Problem requirements
Report every line from the material that contains the word "JSON".

Data records:
-*-

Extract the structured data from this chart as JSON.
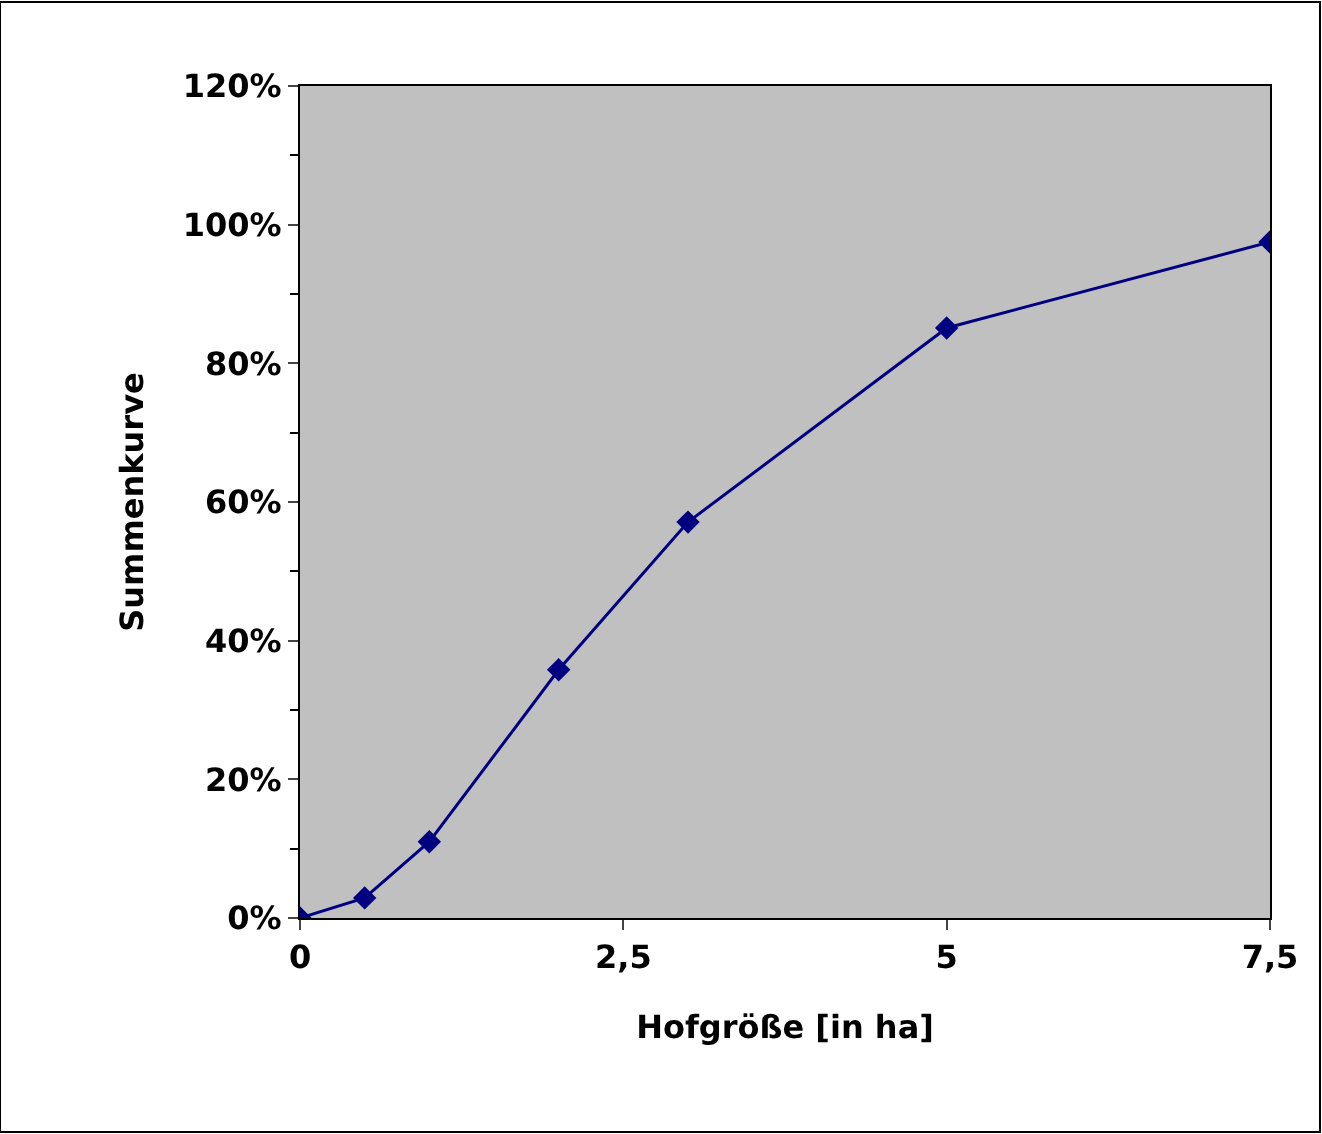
{
  "chart_data": {
    "type": "line",
    "xlabel": "Hofgröße [in ha]",
    "ylabel": "Summenkurve",
    "x": [
      0,
      0.5,
      1,
      2,
      3,
      5,
      7.5
    ],
    "series": [
      {
        "color": "#000080",
        "values": [
          0,
          2.9,
          11,
          35.8,
          57.1,
          85.1,
          97.5
        ]
      }
    ],
    "xlim": [
      0,
      7.5
    ],
    "xticks": [
      0,
      {
        "value": 2.5,
        "label": "2,5"
      },
      5,
      {
        "value": 7.5,
        "label": "7,5"
      }
    ],
    "ylim": [
      0,
      120
    ],
    "yticks": [
      {
        "value": 0,
        "label": "0%"
      },
      {
        "value": 20,
        "label": "20%"
      },
      {
        "value": 40,
        "label": "40%"
      },
      {
        "value": 60,
        "label": "60%"
      },
      {
        "value": 80,
        "label": "80%"
      },
      {
        "value": 100,
        "label": "100%"
      },
      {
        "value": 120,
        "label": "120%"
      }
    ],
    "grid": false,
    "marker": "diamond",
    "line_style": "solid"
  }
}
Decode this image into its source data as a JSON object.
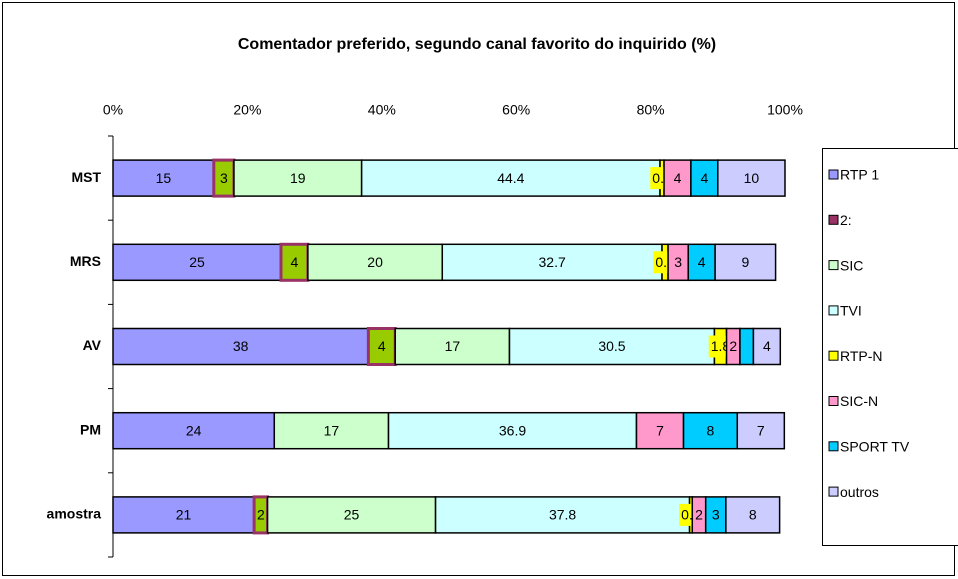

-*-

Full response
Extract the structured data from this chart as JSON.
Decode this image into its source data as a JSON object.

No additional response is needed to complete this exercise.